--- Supplied entries ---
########

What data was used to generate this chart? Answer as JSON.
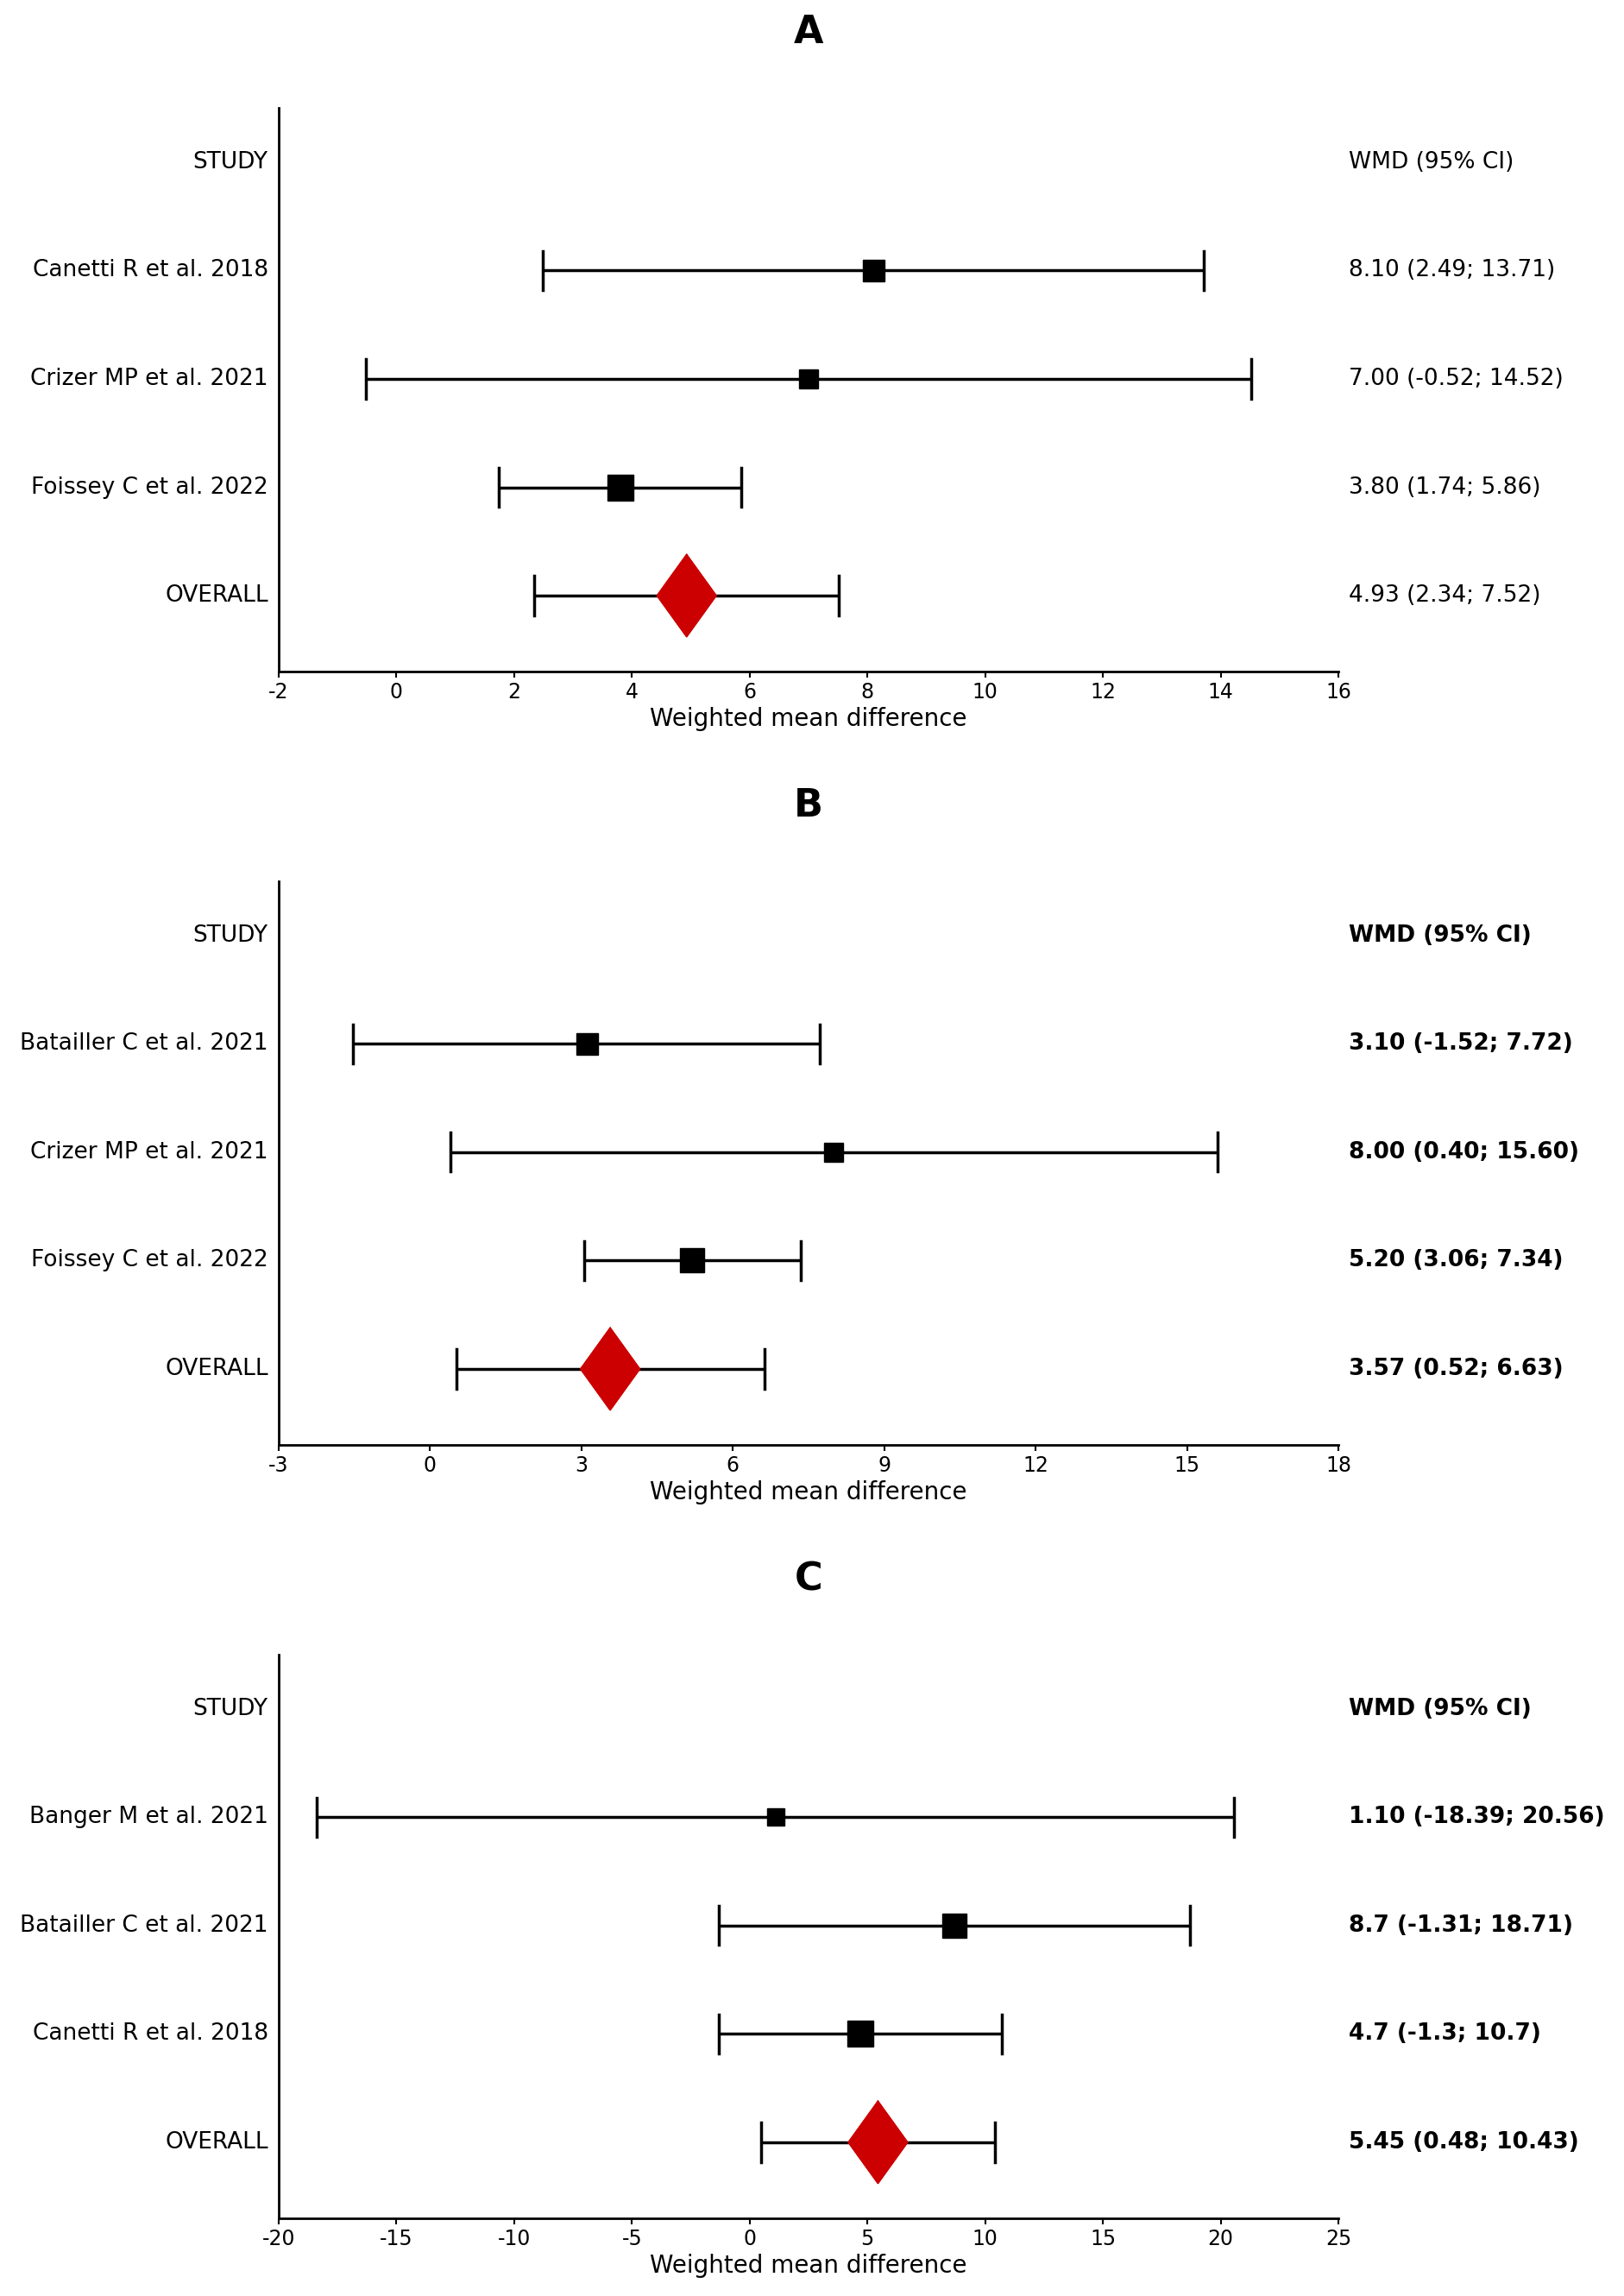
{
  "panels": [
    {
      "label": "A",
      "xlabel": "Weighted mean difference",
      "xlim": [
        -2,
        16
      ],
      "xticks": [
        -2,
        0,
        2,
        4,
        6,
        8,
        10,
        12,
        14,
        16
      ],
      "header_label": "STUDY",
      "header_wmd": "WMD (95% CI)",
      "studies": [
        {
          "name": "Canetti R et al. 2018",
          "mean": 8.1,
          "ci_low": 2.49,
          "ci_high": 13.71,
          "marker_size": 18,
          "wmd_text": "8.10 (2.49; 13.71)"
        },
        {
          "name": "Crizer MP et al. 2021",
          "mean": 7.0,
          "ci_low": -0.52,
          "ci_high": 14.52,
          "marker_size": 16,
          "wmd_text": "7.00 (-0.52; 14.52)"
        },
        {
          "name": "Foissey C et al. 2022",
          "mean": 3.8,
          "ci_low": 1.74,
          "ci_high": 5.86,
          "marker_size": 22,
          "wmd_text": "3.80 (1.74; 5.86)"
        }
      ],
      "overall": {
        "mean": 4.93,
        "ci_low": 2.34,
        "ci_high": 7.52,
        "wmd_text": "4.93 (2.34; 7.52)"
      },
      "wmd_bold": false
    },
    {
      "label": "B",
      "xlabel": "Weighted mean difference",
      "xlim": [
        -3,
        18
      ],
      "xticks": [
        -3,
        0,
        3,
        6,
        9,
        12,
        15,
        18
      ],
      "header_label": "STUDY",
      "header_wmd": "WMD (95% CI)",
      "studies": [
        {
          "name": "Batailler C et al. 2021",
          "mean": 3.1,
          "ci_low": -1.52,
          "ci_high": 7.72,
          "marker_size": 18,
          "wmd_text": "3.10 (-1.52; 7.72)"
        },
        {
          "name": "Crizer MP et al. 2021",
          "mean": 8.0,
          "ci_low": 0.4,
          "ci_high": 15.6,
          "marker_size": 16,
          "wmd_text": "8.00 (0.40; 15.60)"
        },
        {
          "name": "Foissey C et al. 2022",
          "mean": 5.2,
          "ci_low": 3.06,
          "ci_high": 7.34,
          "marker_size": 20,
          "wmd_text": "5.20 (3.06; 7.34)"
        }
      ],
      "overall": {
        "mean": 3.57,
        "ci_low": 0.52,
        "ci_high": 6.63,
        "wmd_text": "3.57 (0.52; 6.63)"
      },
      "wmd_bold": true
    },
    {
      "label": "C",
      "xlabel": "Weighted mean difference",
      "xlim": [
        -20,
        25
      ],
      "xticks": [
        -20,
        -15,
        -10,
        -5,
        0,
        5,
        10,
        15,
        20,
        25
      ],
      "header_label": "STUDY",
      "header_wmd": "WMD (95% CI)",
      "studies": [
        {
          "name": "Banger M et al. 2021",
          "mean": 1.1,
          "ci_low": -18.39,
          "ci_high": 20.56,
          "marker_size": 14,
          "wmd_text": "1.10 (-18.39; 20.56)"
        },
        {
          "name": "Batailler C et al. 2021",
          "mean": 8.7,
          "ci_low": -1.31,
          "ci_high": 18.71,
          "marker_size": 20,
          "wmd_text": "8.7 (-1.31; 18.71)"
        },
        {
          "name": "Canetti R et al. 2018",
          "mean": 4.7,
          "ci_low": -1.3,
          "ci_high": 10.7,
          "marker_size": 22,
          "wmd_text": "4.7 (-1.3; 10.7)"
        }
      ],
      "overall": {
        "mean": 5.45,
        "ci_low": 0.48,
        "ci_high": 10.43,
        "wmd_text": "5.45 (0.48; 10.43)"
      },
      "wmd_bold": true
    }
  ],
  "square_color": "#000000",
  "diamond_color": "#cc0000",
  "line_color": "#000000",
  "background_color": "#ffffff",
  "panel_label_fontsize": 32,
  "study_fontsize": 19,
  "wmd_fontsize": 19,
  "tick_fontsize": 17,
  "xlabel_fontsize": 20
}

########

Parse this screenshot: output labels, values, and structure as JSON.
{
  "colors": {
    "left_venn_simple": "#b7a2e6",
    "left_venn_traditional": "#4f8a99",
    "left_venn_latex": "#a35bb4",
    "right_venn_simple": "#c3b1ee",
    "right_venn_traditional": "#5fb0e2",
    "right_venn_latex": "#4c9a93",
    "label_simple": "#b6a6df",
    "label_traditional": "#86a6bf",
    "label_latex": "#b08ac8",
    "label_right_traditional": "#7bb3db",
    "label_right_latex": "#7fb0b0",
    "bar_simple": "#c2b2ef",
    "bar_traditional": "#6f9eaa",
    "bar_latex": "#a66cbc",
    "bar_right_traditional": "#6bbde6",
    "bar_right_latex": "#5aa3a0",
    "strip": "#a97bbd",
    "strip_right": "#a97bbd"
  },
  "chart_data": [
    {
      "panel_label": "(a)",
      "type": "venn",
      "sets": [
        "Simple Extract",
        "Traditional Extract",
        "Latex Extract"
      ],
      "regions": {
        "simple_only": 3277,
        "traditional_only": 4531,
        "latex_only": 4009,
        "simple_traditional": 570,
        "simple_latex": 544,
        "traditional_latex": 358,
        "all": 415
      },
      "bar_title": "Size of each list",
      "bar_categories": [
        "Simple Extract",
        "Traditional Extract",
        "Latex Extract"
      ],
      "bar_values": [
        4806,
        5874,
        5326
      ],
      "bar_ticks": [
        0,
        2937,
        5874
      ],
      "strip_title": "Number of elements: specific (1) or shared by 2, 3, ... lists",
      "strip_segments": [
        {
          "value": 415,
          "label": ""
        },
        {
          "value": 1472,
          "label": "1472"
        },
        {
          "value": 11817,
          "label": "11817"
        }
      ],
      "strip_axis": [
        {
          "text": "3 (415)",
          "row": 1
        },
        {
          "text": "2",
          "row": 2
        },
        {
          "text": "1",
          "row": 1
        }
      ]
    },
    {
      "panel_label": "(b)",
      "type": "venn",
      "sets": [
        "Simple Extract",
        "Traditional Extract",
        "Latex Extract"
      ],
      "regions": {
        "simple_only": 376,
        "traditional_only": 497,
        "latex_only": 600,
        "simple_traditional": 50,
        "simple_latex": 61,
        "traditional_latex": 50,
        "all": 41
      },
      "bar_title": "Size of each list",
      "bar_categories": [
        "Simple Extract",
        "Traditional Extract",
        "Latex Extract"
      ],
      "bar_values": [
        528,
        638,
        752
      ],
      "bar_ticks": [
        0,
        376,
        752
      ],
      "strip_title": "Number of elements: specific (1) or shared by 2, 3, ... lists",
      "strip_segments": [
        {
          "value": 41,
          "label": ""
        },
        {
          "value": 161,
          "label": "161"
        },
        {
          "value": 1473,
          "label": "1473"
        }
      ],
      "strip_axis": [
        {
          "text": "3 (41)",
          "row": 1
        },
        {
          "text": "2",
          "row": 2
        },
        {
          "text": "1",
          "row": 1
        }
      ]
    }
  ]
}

########

Select all lines in the listing above where the word "this" appears, and show them.

What data was used to generate this chart? Answer as JSON.
Parse this screenshot: output labels, values, and structure as JSON.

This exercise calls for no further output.